Collected data
_____
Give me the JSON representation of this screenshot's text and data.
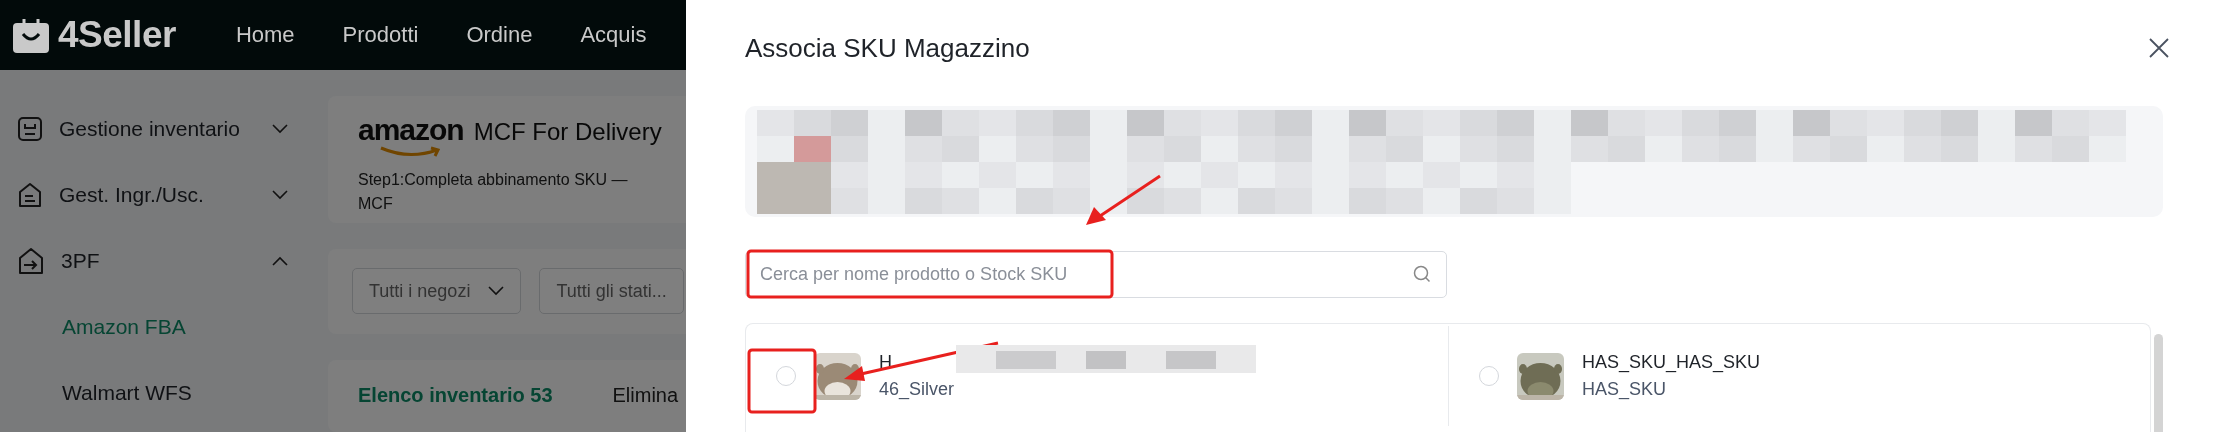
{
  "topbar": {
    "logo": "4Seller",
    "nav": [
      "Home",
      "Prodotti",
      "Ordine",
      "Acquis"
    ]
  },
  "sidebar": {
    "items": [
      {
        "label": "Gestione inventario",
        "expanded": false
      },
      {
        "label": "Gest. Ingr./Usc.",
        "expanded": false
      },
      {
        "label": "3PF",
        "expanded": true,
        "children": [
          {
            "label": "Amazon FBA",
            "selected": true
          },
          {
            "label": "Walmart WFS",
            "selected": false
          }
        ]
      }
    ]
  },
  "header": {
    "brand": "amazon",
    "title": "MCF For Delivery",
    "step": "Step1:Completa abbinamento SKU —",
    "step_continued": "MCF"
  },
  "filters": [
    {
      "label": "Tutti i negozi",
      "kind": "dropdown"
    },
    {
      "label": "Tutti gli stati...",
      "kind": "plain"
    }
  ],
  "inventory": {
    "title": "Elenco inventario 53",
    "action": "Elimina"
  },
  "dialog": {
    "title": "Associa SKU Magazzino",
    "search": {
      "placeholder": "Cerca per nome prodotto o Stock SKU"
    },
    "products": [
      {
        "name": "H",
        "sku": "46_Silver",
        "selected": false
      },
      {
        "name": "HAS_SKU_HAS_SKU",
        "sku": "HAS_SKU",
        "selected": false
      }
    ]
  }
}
_____
> _REQUIRED WORK_
Leaving the pictures aside, transcribe the entire listing exactly.

> _ANSWER TO THE PROBLEM_
Give me the JSON representation of this screenshot's text and data.
{
  "topbar": {
    "logo": "4Seller",
    "nav": [
      "Home",
      "Prodotti",
      "Ordine",
      "Acquis"
    ]
  },
  "sidebar": {
    "items": [
      {
        "label": "Gestione inventario",
        "expanded": false
      },
      {
        "label": "Gest. Ingr./Usc.",
        "expanded": false
      },
      {
        "label": "3PF",
        "expanded": true,
        "children": [
          {
            "label": "Amazon FBA",
            "selected": true
          },
          {
            "label": "Walmart WFS",
            "selected": false
          }
        ]
      }
    ]
  },
  "header": {
    "brand": "amazon",
    "title": "MCF For Delivery",
    "step": "Step1:Completa abbinamento SKU —",
    "step_continued": "MCF"
  },
  "filters": [
    {
      "label": "Tutti i negozi",
      "kind": "dropdown"
    },
    {
      "label": "Tutti gli stati...",
      "kind": "plain"
    }
  ],
  "inventory": {
    "title": "Elenco inventario 53",
    "action": "Elimina"
  },
  "dialog": {
    "title": "Associa SKU Magazzino",
    "search": {
      "placeholder": "Cerca per nome prodotto o Stock SKU"
    },
    "products": [
      {
        "name": "H",
        "sku": "46_Silver",
        "selected": false
      },
      {
        "name": "HAS_SKU_HAS_SKU",
        "sku": "HAS_SKU",
        "selected": false
      }
    ]
  }
}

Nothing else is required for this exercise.